**TASK GOAL:** All the entries need to be quoted exactly, apart from the pictures, which you should drop.

**Stored records:**
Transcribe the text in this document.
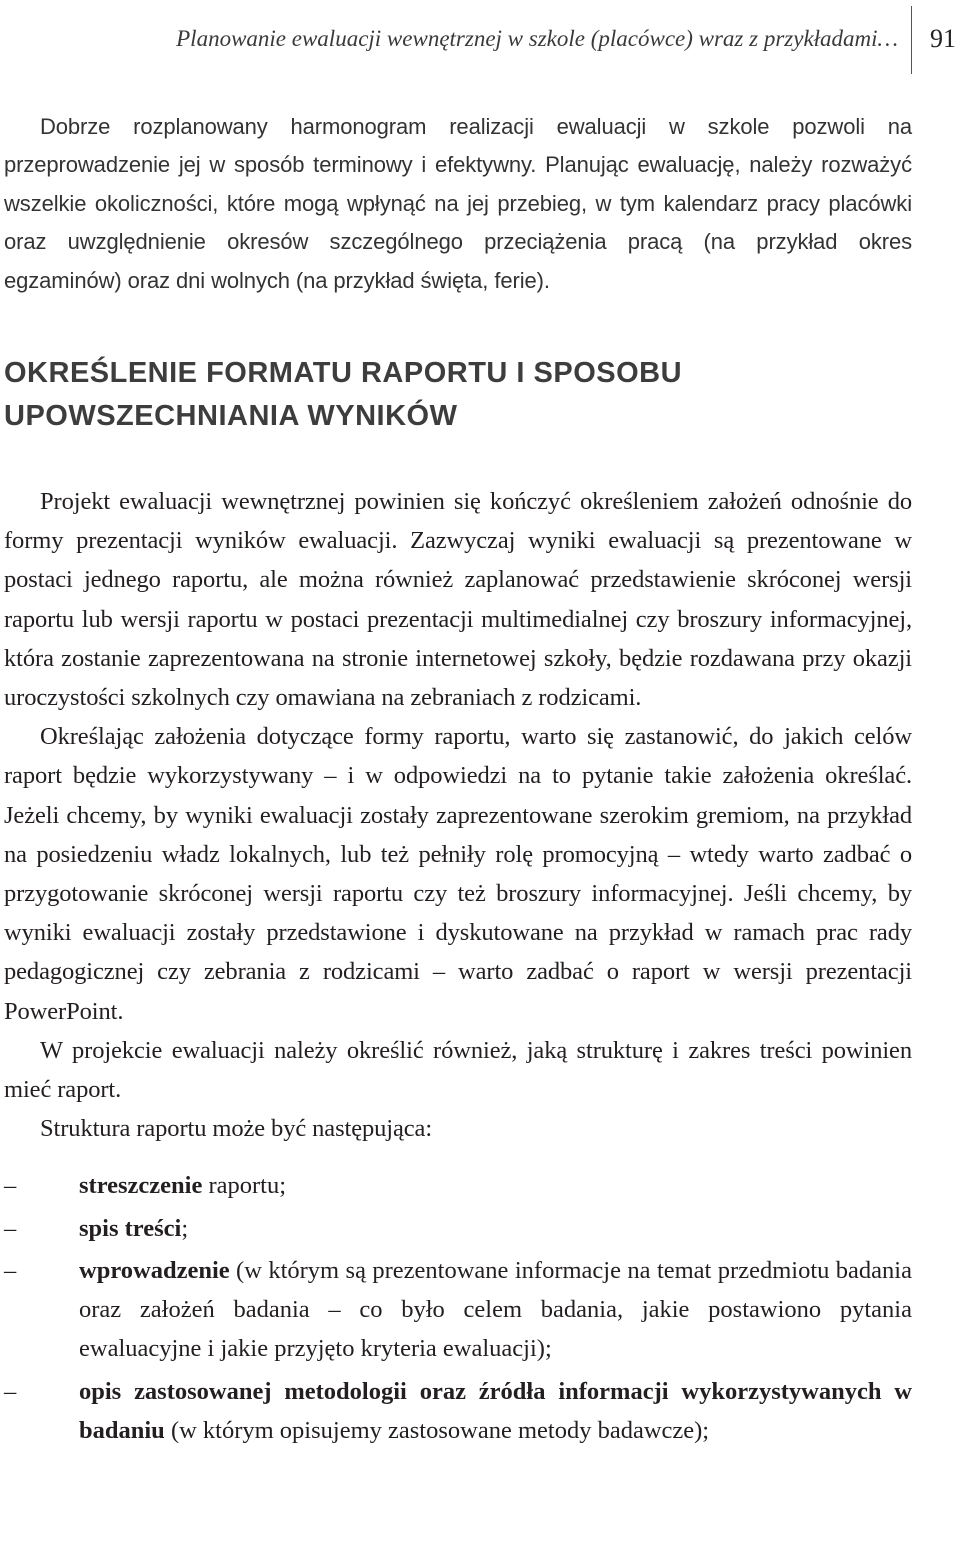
Planowanie ewaluacji wewnętrznej w szkole (placówce) wraz z przykładami… 91

Dobrze rozplanowany harmonogram realizacji ewaluacji w szkole pozwoli na przeprowadzenie jej w sposób terminowy i efektywny. Planując ewaluację, należy rozważyć wszelkie okoliczności, które mogą wpłynąć na jej przebieg, w tym kalendarz pracy placówki oraz uwzględnienie okresów szczególnego przeciążenia pracą (na przykład okres egzaminów) oraz dni wolnych (na przykład święta, ferie).

OKREŚLENIE FORMATU RAPORTU I SPOSOBU
UPOWSZECHNIANIA WYNIKÓW

Projekt ewaluacji wewnętrznej powinien się kończyć określeniem założeń odnośnie do formy prezentacji wyników ewaluacji. Zazwyczaj wyniki ewaluacji są prezentowane w postaci jednego raportu, ale można również zaplanować przedstawienie skróconej wersji raportu lub wersji raportu w postaci prezentacji multimedialnej czy broszury informacyjnej, która zostanie zaprezentowana na stronie internetowej szkoły, będzie rozdawana przy okazji uroczystości szkolnych czy omawiana na zebraniach z rodzicami.

Określając założenia dotyczące formy raportu, warto się zastanowić, do jakich celów raport będzie wykorzystywany – i w odpowiedzi na to pytanie takie założenia określać. Jeżeli chcemy, by wyniki ewaluacji zostały zaprezentowane szerokim gremiom, na przykład na posiedzeniu władz lokalnych, lub też pełniły rolę promocyjną – wtedy warto zadbać o przygotowanie skróconej wersji raportu czy też broszury informacyjnej. Jeśli chcemy, by wyniki ewaluacji zostały przedstawione i dyskutowane na przykład w ramach prac rady pedagogicznej czy zebrania z rodzicami – warto zadbać o raport w wersji prezentacji PowerPoint.

W projekcie ewaluacji należy określić również, jaką strukturę i zakres treści powinien mieć raport.

Struktura raportu może być następująca:

–	streszczenie raportu;
–	spis treści;
–	wprowadzenie (w którym są prezentowane informacje na temat przedmiotu badania oraz założeń badania – co było celem badania, jakie postawiono pytania ewaluacyjne i jakie przyjęto kryteria ewaluacji);
–	opis zastosowanej metodologii oraz źródła informacji wykorzystywanych w badaniu (w którym opisujemy zastosowane metody badawcze);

**REPLY TO THE EXERCISE:**
Transcribe the text in this document.
Planowanie ewaluacji wewnętrznej w szkole (placówce) wraz z przykładami… 91

Dobrze rozplanowany harmonogram realizacji ewaluacji w szkole pozwoli na przeprowadzenie jej w sposób terminowy i efektywny. Planując ewaluację, należy rozważyć wszelkie okoliczności, które mogą wpłynąć na jej przebieg, w tym kalendarz pracy placówki oraz uwzględnienie okresów szczególnego przeciążenia pracą (na przykład okres egzaminów) oraz dni wolnych (na przykład święta, ferie).

OKREŚLENIE FORMATU RAPORTU I SPOSOBU
UPOWSZECHNIANIA WYNIKÓW

Projekt ewaluacji wewnętrznej powinien się kończyć określeniem założeń odnośnie do formy prezentacji wyników ewaluacji. Zazwyczaj wyniki ewaluacji są prezentowane w postaci jednego raportu, ale można również zaplanować przedstawienie skróconej wersji raportu lub wersji raportu w postaci prezentacji multimedialnej czy broszury informacyjnej, która zostanie zaprezentowana na stronie internetowej szkoły, będzie rozdawana przy okazji uroczystości szkolnych czy omawiana na zebraniach z rodzicami.

Określając założenia dotyczące formy raportu, warto się zastanowić, do jakich celów raport będzie wykorzystywany – i w odpowiedzi na to pytanie takie założenia określać. Jeżeli chcemy, by wyniki ewaluacji zostały zaprezentowane szerokim gremiom, na przykład na posiedzeniu władz lokalnych, lub też pełniły rolę promocyjną – wtedy warto zadbać o przygotowanie skróconej wersji raportu czy też broszury informacyjnej. Jeśli chcemy, by wyniki ewaluacji zostały przedstawione i dyskutowane na przykład w ramach prac rady pedagogicznej czy zebrania z rodzicami – warto zadbać o raport w wersji prezentacji PowerPoint.

W projekcie ewaluacji należy określić również, jaką strukturę i zakres treści powinien mieć raport.

Struktura raportu może być następująca:

–	streszczenie raportu;
–	spis treści;
–	wprowadzenie (w którym są prezentowane informacje na temat przedmiotu badania oraz założeń badania – co było celem badania, jakie postawiono pytania ewaluacyjne i jakie przyjęto kryteria ewaluacji);
–	opis zastosowanej metodologii oraz źródła informacji wykorzystywanych w badaniu (w którym opisujemy zastosowane metody badawcze);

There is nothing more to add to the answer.